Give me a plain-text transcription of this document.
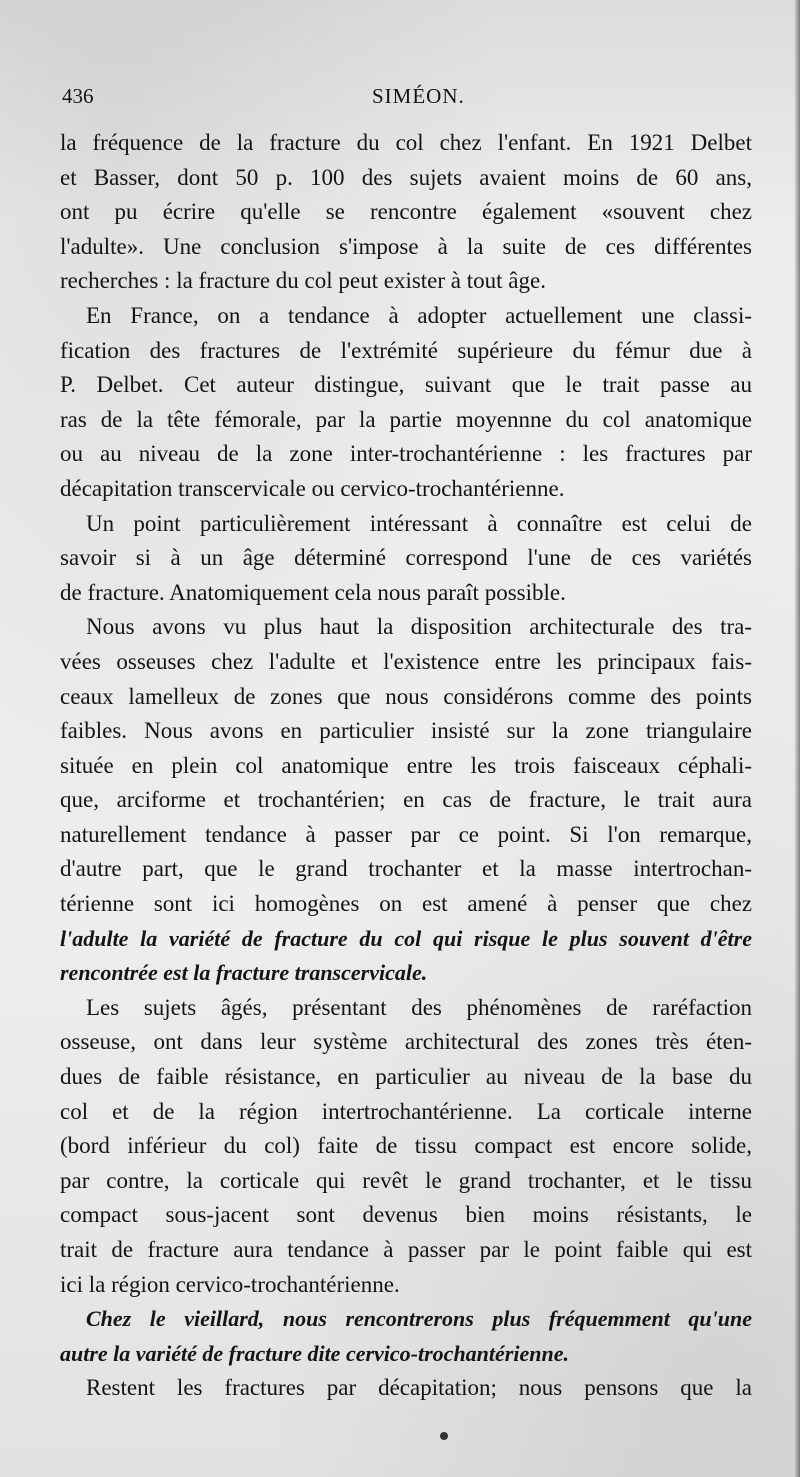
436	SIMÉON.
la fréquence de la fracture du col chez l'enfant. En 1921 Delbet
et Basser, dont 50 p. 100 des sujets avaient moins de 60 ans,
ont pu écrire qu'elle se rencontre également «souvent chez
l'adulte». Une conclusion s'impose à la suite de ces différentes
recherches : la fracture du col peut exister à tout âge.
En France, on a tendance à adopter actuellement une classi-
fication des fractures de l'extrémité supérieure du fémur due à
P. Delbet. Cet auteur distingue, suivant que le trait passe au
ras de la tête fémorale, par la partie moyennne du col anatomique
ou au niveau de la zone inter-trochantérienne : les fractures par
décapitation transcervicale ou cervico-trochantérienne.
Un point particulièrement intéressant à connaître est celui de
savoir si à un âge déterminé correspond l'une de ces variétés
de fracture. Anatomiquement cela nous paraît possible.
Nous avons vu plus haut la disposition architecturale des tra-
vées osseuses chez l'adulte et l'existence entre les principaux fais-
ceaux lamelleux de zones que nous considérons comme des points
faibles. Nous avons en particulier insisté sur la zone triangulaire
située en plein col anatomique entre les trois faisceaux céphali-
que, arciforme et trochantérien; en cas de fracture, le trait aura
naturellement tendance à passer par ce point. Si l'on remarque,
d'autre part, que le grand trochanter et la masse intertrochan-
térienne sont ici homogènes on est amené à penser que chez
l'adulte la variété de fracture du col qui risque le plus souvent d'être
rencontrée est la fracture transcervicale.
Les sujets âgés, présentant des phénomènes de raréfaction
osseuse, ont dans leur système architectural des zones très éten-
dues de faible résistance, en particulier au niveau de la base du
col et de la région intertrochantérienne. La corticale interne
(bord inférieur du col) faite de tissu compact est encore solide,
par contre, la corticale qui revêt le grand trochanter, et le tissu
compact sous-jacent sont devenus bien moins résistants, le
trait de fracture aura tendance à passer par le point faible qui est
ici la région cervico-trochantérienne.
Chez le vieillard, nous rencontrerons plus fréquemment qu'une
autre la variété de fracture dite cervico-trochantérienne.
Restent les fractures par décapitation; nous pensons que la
◆ ◆ ◆ ◆
* Problem statement
Omit every picture, then repeat the remaining data exactly as it appears above.

* Output of the exercise
Give me a plain-text transcription of this document.
436	SIMÉON.
la fréquence de la fracture du col chez l'enfant. En 1921 Delbet
et Basser, dont 50 p. 100 des sujets avaient moins de 60 ans,
ont pu écrire qu'elle se rencontre également «souvent chez
l'adulte». Une conclusion s'impose à la suite de ces différentes
recherches : la fracture du col peut exister à tout âge.
En France, on a tendance à adopter actuellement une classi-
fication des fractures de l'extrémité supérieure du fémur due à
P. Delbet. Cet auteur distingue, suivant que le trait passe au
ras de la tête fémorale, par la partie moyennne du col anatomique
ou au niveau de la zone inter-trochantérienne : les fractures par
décapitation transcervicale ou cervico-trochantérienne.
Un point particulièrement intéressant à connaître est celui de
savoir si à un âge déterminé correspond l'une de ces variétés
de fracture. Anatomiquement cela nous paraît possible.
Nous avons vu plus haut la disposition architecturale des tra-
vées osseuses chez l'adulte et l'existence entre les principaux fais-
ceaux lamelleux de zones que nous considérons comme des points
faibles. Nous avons en particulier insisté sur la zone triangulaire
située en plein col anatomique entre les trois faisceaux céphali-
que, arciforme et trochantérien; en cas de fracture, le trait aura
naturellement tendance à passer par ce point. Si l'on remarque,
d'autre part, que le grand trochanter et la masse intertrochan-
térienne sont ici homogènes on est amené à penser que chez
l'adulte la variété de fracture du col qui risque le plus souvent d'être
rencontrée est la fracture transcervicale.
Les sujets âgés, présentant des phénomènes de raréfaction
osseuse, ont dans leur système architectural des zones très éten-
dues de faible résistance, en particulier au niveau de la base du
col et de la région intertrochantérienne. La corticale interne
(bord inférieur du col) faite de tissu compact est encore solide,
par contre, la corticale qui revêt le grand trochanter, et le tissu
compact sous-jacent sont devenus bien moins résistants, le
trait de fracture aura tendance à passer par le point faible qui est
ici la région cervico-trochantérienne.
Chez le vieillard, nous rencontrerons plus fréquemment qu'une
autre la variété de fracture dite cervico-trochantérienne.
Restent les fractures par décapitation; nous pensons que la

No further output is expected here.